_What is asked_: Separate out the lines that hold "祝福他们".

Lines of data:
———

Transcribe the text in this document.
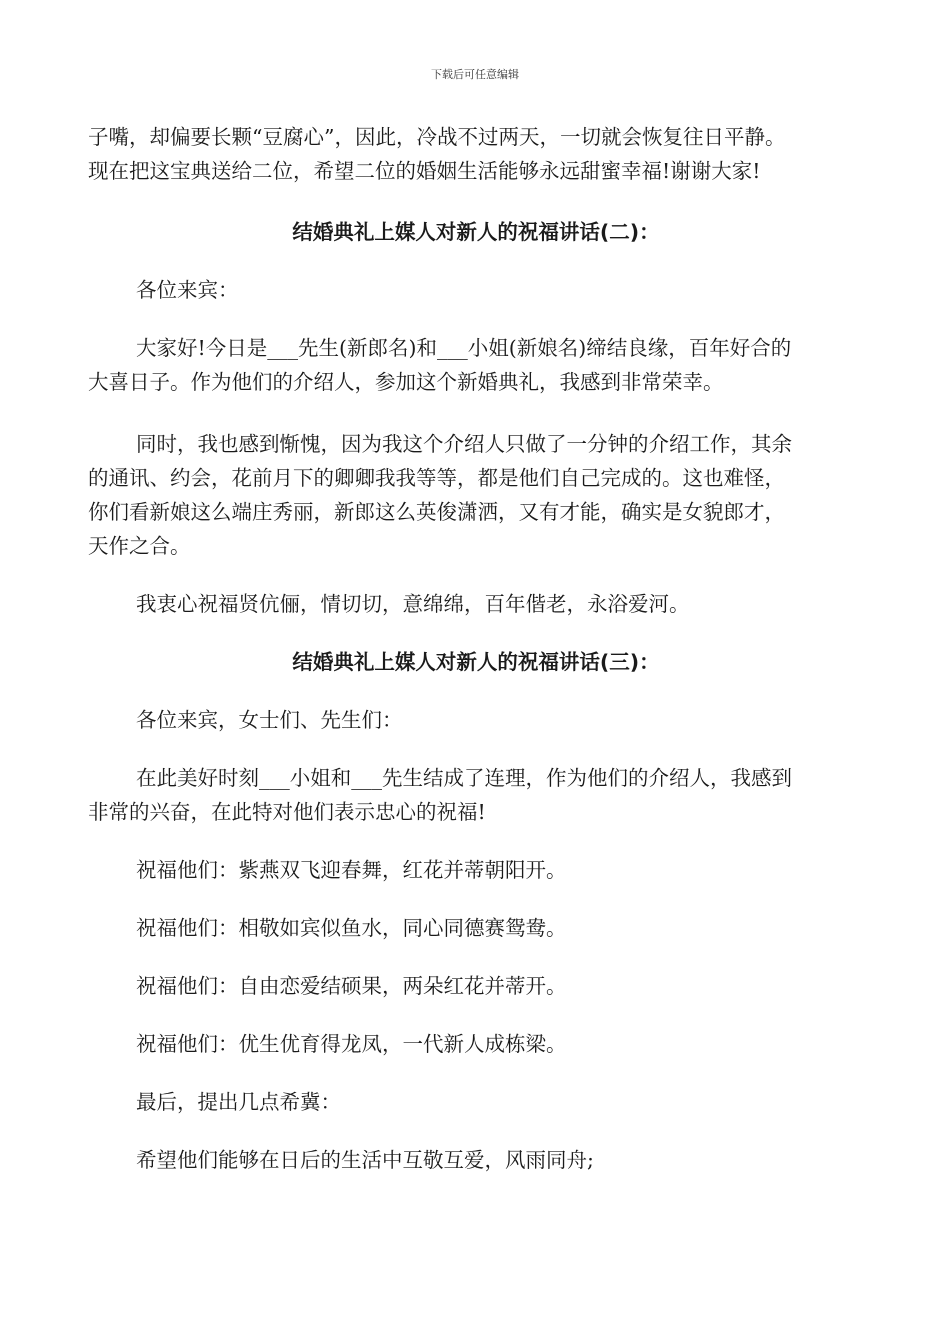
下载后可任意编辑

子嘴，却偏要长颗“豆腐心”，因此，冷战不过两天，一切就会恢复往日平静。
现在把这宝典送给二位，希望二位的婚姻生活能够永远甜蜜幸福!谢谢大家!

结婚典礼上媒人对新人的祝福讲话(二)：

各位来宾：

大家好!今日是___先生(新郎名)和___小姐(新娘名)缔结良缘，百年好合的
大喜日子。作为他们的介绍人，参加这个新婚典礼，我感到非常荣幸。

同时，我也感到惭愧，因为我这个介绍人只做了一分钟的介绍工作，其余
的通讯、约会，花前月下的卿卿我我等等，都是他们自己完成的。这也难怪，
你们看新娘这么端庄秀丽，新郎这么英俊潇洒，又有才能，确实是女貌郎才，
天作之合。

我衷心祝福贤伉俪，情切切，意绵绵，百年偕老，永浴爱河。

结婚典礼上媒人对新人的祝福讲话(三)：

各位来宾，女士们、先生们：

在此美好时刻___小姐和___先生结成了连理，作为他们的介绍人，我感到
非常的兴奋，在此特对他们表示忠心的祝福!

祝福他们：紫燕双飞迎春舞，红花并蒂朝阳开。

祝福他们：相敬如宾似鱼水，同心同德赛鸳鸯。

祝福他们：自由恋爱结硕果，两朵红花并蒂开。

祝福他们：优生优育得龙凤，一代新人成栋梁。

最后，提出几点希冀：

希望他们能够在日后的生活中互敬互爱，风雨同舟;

———

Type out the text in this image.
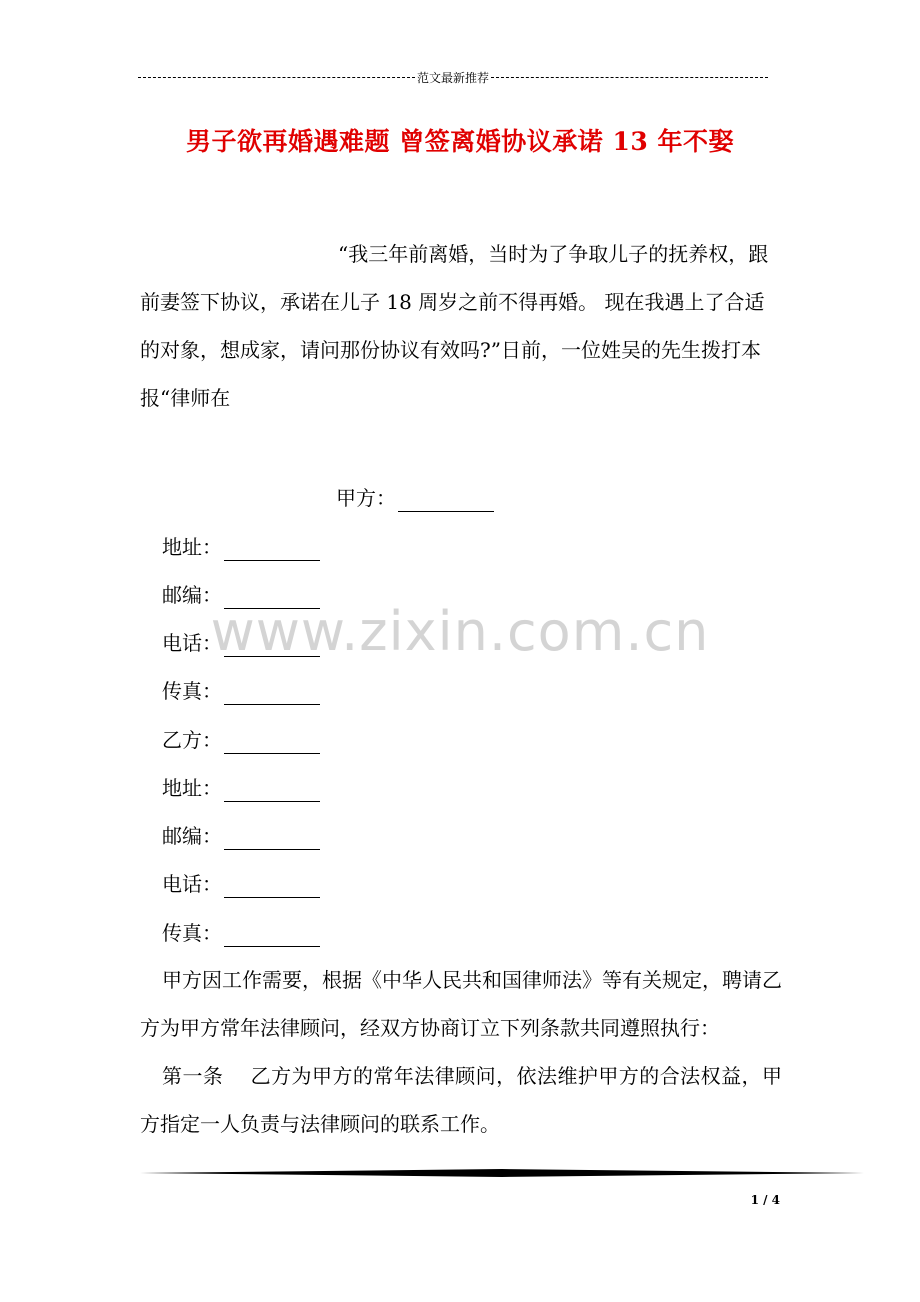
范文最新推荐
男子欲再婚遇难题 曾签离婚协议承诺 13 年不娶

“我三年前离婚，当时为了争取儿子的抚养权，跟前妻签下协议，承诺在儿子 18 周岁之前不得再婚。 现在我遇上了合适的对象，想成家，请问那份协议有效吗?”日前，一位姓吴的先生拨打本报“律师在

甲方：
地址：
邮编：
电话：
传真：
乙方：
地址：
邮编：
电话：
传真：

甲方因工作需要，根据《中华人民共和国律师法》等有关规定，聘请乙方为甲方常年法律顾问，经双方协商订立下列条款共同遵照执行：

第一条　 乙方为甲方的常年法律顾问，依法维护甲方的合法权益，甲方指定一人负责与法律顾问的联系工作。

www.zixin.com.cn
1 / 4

———

_Solution to this problem_:
祝福他们：紫燕双飞迎春舞，红花并蒂朝阳开。
祝福他们：相敬如宾似鱼水，同心同德赛鸳鸯。
祝福他们：自由恋爱结硕果，两朵红花并蒂开。
祝福他们：优生优育得龙凤，一代新人成栋梁。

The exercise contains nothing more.